TASK GOAL
Retype the whole listing, please, keeping every line exact and dropping the pictures.

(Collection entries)
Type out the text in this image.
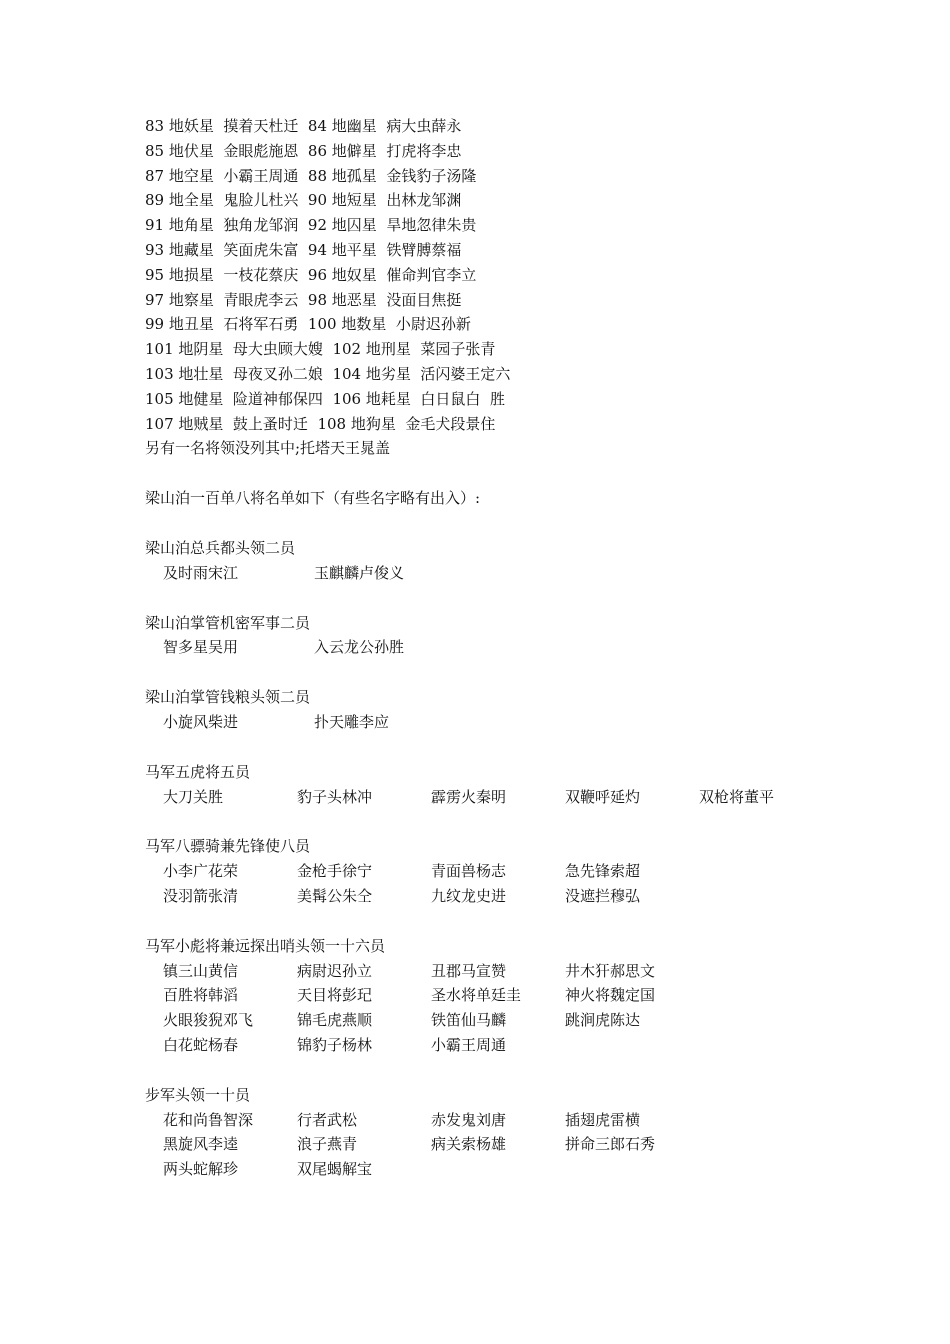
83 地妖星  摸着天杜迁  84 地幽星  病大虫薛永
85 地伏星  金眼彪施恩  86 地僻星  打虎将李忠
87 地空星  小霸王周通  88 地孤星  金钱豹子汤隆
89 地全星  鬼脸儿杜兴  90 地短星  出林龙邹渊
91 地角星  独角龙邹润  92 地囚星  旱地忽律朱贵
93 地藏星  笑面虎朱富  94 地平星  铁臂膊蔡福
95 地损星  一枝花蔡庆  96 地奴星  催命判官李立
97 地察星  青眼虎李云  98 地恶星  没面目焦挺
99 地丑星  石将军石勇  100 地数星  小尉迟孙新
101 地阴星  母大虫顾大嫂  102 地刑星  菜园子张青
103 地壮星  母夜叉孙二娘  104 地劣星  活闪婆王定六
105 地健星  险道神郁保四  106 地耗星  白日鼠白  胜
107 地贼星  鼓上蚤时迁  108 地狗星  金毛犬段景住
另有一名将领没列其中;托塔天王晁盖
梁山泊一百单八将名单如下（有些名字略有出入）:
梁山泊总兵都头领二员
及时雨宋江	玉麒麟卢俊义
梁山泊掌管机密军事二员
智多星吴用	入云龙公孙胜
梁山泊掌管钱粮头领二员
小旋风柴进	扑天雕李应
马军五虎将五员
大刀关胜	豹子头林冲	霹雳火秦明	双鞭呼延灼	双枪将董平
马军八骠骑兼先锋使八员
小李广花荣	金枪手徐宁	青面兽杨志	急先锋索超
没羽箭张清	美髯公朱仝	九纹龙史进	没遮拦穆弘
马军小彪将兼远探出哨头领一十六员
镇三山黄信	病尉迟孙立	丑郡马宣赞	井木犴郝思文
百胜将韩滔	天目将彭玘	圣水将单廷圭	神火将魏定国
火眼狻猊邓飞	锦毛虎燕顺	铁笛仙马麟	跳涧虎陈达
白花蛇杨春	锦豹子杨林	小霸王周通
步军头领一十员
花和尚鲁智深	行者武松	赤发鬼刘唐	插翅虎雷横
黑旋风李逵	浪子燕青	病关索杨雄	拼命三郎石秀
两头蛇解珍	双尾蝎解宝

RESPONSE
Type out the text in this image.
83 地妖星  摸着天杜迁  84 地幽星  病大虫薛永
85 地伏星  金眼彪施恩  86 地僻星  打虎将李忠
87 地空星  小霸王周通  88 地孤星  金钱豹子汤隆
89 地全星  鬼脸儿杜兴  90 地短星  出林龙邹渊
91 地角星  独角龙邹润  92 地囚星  旱地忽律朱贵
93 地藏星  笑面虎朱富  94 地平星  铁臂膊蔡福
95 地损星  一枝花蔡庆  96 地奴星  催命判官李立
97 地察星  青眼虎李云  98 地恶星  没面目焦挺
99 地丑星  石将军石勇  100 地数星  小尉迟孙新
101 地阴星  母大虫顾大嫂  102 地刑星  菜园子张青
103 地壮星  母夜叉孙二娘  104 地劣星  活闪婆王定六
105 地健星  险道神郁保四  106 地耗星  白日鼠白  胜
107 地贼星  鼓上蚤时迁  108 地狗星  金毛犬段景住
另有一名将领没列其中;托塔天王晁盖
梁山泊一百单八将名单如下（有些名字略有出入）:
梁山泊总兵都头领二员
及时雨宋江	玉麒麟卢俊义
梁山泊掌管机密军事二员
智多星吴用	入云龙公孙胜
梁山泊掌管钱粮头领二员
小旋风柴进	扑天雕李应
马军五虎将五员
大刀关胜	豹子头林冲	霹雳火秦明	双鞭呼延灼	双枪将董平
马军八骠骑兼先锋使八员
小李广花荣	金枪手徐宁	青面兽杨志	急先锋索超
没羽箭张清	美髯公朱仝	九纹龙史进	没遮拦穆弘
马军小彪将兼远探出哨头领一十六员
镇三山黄信	病尉迟孙立	丑郡马宣赞	井木犴郝思文
百胜将韩滔	天目将彭玘	圣水将单廷圭	神火将魏定国
火眼狻猊邓飞	锦毛虎燕顺	铁笛仙马麟	跳涧虎陈达
白花蛇杨春	锦豹子杨林	小霸王周通
步军头领一十员
花和尚鲁智深	行者武松	赤发鬼刘唐	插翅虎雷横
黑旋风李逵	浪子燕青	病关索杨雄	拼命三郎石秀
两头蛇解珍	双尾蝎解宝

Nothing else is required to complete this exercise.